◆ ЦИТИРУЕМЫЙ ТЕКСТ
-=-=-=-=-
1
Летописание, ведение дневников, фиксация внешних и внутренних событий, размышления и комментарии по их поводу — это общечеловеческий феномен, свойственный всем цивилизациям. Хроники, дневники, записные книжки — суть узлы индивидуальной и — одновременно — универсальной памяти.
Колоссальную роль играли они и в еврейской традиции, манифестируя одно из древнейших еврейских призваний, и может быть — самое важное из всех. Существенные части Ветхого и Нового заветов — пророки и Евангелия — наверное, лучшие тому примеры и доказательства.
Устная передача — из поколения в поколение, от отца к сыну и так далее — удел бесписьменных кочевников и залог почти неизбежной утери. Оседлые народы, породившие письменность и догадавшиеся о том, на чем им писать (каменные плиты, глиняные таблички, пергаментные свитки, береста, бумага) и чем (зубильце, острие клинка, тушь, чернила), ставили на материальность памяти и долговечность письма и не ошиблись, оставив даже по исчезновении куда как более внятный исторический след.
Евреи никуда не исчезли — и не в последнюю очередь благодаря приверженности тексту, закону и памяти. Просто поразительно, в каких невероятных условиях иные из них вели свои дневники и другие записи: достаточно назвать имена Залмана Градовского, Залмана Левенталя и Лейбы Лангфуса — трех хронистов зондеркоманды в Биркенау, чьи записки были обнаружены после освобождения Аушвица в пепле у печей крематориев [1] .
-=-=-=-=-
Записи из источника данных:
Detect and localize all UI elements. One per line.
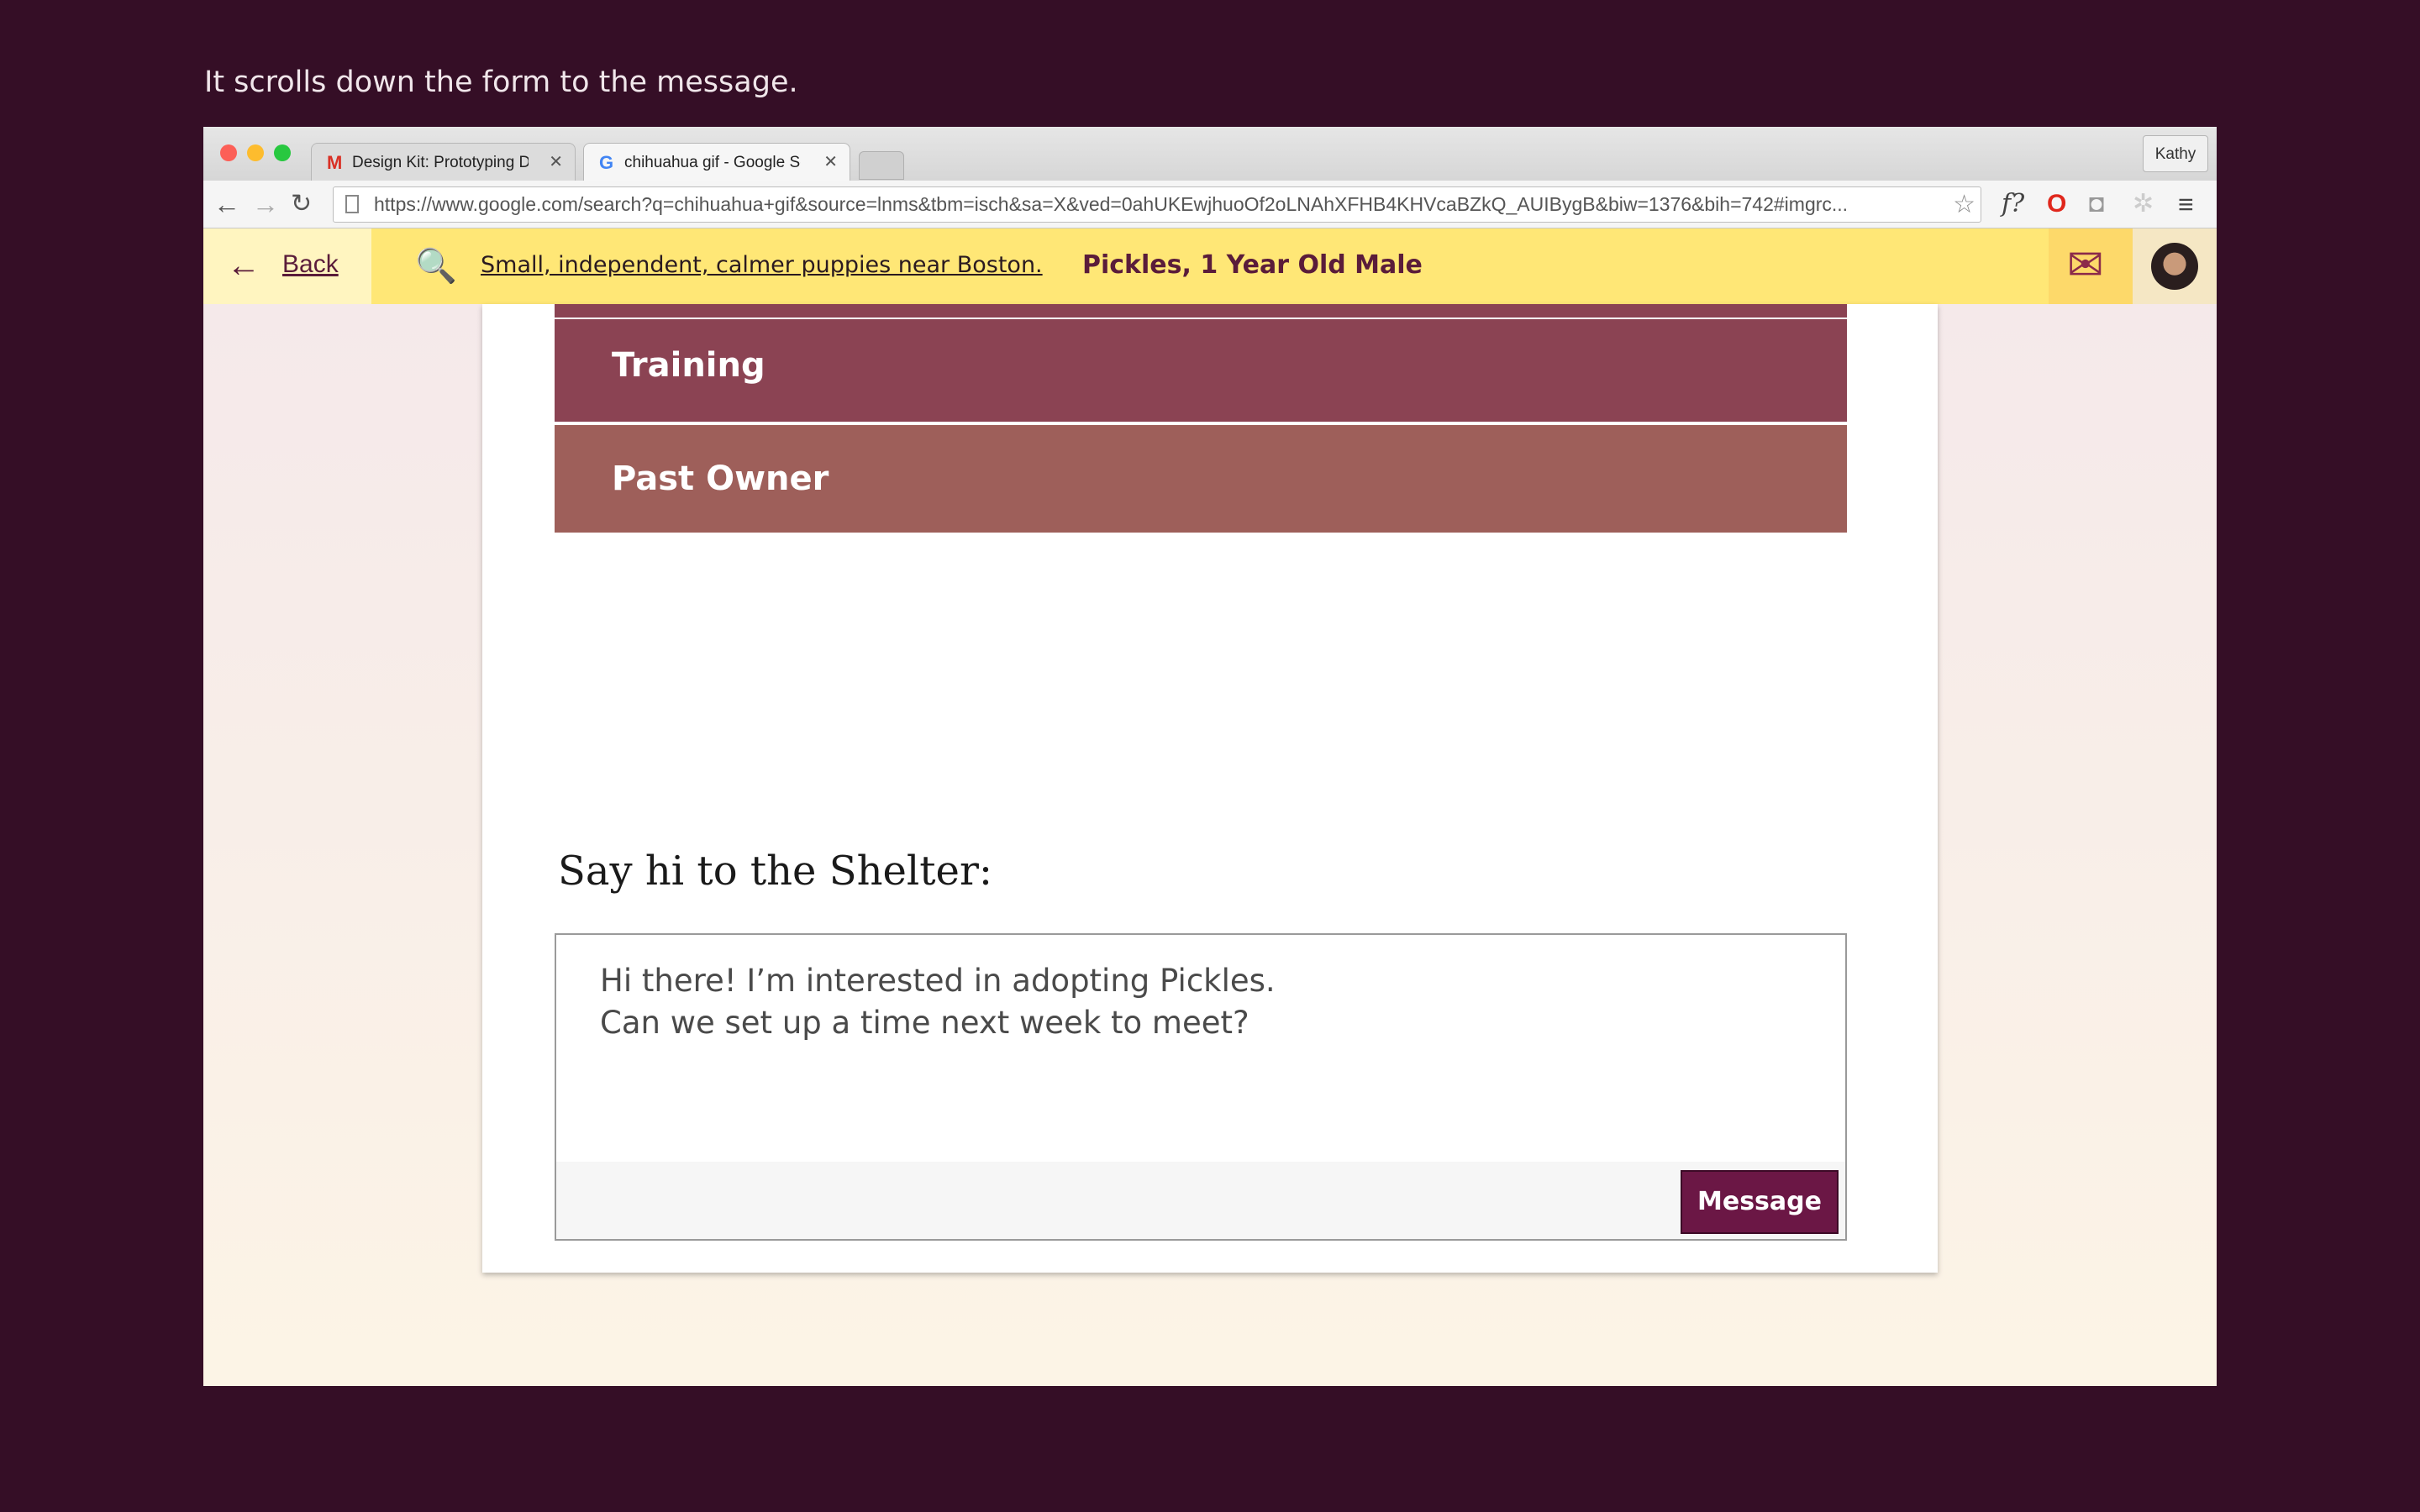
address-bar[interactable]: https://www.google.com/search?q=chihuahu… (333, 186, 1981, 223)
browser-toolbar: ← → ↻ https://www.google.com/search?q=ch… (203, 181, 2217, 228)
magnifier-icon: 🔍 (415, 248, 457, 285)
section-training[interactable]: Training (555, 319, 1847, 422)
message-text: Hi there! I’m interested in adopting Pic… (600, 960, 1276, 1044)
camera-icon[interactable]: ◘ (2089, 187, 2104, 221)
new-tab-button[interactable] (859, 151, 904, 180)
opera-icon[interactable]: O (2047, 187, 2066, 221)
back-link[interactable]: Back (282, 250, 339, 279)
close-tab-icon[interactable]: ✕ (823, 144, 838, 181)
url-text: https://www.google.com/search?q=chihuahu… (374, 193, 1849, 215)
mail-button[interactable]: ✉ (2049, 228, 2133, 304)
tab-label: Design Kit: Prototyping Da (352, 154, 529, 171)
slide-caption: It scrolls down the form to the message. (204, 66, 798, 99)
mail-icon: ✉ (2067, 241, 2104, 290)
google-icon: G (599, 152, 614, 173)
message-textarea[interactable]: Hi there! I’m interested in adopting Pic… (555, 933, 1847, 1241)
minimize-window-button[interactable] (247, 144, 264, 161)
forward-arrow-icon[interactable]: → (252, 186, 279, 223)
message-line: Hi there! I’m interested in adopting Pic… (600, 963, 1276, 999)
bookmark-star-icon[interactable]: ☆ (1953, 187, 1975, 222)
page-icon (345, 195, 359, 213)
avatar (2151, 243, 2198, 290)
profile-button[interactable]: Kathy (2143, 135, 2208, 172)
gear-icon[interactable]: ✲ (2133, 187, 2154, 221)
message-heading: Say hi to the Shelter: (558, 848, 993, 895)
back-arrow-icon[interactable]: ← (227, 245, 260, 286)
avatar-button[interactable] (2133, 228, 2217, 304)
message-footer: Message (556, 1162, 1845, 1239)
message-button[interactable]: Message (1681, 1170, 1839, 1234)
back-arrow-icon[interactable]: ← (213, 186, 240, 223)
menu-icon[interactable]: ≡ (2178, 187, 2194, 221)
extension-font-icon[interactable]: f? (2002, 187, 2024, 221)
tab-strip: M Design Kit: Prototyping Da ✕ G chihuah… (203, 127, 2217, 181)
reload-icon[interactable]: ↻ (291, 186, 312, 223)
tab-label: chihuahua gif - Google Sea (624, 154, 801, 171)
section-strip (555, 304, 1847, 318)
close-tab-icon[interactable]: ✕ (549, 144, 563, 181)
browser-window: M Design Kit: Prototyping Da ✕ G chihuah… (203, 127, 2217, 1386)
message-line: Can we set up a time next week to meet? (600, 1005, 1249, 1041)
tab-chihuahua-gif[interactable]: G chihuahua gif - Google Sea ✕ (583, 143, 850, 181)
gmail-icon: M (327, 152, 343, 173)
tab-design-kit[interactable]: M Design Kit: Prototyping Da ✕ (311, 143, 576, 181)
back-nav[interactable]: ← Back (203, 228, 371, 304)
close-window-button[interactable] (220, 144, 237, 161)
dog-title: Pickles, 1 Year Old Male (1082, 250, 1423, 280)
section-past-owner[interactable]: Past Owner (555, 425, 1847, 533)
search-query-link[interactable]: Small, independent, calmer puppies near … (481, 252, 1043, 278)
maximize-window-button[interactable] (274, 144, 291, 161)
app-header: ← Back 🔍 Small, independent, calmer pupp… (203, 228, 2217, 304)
-=-=-=-=-
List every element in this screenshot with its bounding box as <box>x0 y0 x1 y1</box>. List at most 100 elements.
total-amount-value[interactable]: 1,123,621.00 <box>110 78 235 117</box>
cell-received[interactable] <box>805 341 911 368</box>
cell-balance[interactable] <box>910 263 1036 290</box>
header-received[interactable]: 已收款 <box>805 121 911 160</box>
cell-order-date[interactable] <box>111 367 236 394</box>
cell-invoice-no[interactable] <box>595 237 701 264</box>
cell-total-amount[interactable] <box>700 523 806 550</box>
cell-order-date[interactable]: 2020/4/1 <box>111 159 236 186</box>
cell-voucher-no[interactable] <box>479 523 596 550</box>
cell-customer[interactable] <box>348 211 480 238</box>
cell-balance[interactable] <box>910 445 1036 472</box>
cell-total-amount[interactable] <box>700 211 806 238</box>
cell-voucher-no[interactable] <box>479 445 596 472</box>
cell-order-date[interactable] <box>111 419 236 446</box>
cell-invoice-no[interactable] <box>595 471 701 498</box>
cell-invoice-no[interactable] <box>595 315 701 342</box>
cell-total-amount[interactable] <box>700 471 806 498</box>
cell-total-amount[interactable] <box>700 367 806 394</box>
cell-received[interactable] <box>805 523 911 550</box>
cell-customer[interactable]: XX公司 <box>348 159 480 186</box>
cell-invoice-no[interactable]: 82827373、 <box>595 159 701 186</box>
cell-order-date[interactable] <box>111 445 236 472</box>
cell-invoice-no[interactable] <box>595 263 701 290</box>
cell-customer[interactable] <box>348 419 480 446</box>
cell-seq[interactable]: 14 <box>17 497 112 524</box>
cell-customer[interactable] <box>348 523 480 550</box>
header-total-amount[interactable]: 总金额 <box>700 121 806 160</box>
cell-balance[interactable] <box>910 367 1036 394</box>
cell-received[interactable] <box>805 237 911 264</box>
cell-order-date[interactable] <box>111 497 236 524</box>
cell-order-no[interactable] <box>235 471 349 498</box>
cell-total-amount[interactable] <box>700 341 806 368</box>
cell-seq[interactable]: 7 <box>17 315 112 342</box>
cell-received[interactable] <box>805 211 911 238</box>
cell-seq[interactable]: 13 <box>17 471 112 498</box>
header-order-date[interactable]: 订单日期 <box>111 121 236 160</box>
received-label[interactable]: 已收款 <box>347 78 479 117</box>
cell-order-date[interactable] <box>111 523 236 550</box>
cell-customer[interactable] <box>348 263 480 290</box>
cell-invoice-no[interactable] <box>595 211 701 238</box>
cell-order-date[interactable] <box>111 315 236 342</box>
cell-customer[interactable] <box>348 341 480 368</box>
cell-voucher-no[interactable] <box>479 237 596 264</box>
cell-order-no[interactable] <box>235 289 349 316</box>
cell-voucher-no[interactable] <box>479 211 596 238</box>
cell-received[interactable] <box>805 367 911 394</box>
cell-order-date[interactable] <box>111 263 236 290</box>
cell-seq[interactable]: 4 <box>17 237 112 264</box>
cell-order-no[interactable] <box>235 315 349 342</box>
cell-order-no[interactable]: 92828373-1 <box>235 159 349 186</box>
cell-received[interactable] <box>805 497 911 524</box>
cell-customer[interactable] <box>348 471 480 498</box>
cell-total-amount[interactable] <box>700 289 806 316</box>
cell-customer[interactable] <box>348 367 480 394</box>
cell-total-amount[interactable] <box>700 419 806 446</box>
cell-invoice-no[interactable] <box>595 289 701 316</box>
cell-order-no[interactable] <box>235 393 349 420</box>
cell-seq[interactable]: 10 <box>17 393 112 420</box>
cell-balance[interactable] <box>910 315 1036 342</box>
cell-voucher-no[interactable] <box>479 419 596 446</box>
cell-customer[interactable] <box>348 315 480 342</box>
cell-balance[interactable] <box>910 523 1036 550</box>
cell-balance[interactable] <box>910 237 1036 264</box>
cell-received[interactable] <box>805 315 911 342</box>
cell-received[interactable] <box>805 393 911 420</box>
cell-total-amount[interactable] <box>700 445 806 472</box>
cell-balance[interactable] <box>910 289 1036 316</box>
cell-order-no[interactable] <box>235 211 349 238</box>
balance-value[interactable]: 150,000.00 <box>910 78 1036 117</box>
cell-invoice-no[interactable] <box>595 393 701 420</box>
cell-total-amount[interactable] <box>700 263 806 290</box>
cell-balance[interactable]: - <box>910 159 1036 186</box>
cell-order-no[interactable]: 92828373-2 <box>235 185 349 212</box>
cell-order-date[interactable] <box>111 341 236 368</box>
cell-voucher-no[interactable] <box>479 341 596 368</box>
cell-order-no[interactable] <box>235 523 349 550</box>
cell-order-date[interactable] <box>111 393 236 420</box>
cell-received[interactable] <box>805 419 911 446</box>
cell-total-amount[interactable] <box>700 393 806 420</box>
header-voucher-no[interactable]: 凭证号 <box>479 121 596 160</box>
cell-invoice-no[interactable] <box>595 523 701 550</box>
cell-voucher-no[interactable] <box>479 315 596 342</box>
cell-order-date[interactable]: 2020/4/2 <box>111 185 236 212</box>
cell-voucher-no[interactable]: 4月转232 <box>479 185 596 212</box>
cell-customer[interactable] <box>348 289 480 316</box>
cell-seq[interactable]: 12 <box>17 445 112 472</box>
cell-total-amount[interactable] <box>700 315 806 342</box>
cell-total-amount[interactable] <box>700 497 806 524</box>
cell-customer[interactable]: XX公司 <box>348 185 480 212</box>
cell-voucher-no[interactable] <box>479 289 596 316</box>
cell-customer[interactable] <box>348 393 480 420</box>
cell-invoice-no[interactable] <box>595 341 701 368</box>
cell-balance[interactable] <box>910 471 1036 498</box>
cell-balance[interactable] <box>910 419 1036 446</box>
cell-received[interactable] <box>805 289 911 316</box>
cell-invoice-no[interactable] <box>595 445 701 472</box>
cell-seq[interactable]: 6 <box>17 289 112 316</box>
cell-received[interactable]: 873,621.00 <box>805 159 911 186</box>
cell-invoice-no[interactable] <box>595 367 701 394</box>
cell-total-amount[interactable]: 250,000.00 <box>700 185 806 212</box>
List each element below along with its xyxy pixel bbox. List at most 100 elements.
-=-=-=-=-
◆ ТРЕБОВАНИЯ К ЗАДАНИЮ
1. Где, согласно тексту о летописании, были найдены записки трех хронистов зондеркоманды?
2. В тексте о летописании замените «хронистов» на «летописцев» и приведите отрывок между «Евреи никуда не» и «крематориев [1] .» включительно.

◆ ИТОГИ УПРАЖНЕНИЯ
1. В пепле у печей крематориев после освобождения Аушвица.

2.
Евреи никуда не исчезли — и не в последнюю очередь благодаря приверженности тексту, закону и памяти. Просто поразительно, в каких невероятных условиях иные из них вели свои дневники и другие записи: достаточно назвать имена Залмана Градовского, Залмана Левенталя и Лейбы Лангфуса — трех летописцев зондеркоманды в Биркенау, чьи записки были обнаружены после освобождения Аушвица в пепле у печей крематориев [1] .